• [EXERCISE] Where does the word "allt" appear in the data? Copy every line that holds it.

• [STUDY MATERIAL]
========

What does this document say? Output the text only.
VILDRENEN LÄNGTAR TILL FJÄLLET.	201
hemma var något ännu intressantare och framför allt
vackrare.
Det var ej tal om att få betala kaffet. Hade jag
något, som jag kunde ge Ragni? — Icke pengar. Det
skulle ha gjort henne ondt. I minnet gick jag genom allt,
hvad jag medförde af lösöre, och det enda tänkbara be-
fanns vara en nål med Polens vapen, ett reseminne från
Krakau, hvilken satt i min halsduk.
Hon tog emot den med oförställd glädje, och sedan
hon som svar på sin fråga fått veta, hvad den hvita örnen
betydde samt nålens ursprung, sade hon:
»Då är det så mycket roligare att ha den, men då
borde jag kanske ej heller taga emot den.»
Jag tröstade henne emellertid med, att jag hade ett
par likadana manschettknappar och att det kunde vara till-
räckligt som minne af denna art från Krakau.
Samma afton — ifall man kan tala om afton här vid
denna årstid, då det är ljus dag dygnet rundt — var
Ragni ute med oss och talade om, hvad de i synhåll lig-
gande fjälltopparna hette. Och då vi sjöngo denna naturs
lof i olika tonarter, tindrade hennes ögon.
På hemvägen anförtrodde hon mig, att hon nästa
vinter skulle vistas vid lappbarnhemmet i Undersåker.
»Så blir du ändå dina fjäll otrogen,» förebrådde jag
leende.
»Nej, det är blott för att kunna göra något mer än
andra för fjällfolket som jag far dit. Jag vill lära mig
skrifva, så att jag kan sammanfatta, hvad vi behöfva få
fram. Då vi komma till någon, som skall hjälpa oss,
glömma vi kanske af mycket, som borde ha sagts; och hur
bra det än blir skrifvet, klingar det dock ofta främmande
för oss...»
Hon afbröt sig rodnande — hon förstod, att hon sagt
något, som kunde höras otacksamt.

========

• [OUTPUT OF THE TASK]
hemma var något ännu intressantare och framför allt
skulle ha gjort henne ondt. I minnet gick jag genom allt,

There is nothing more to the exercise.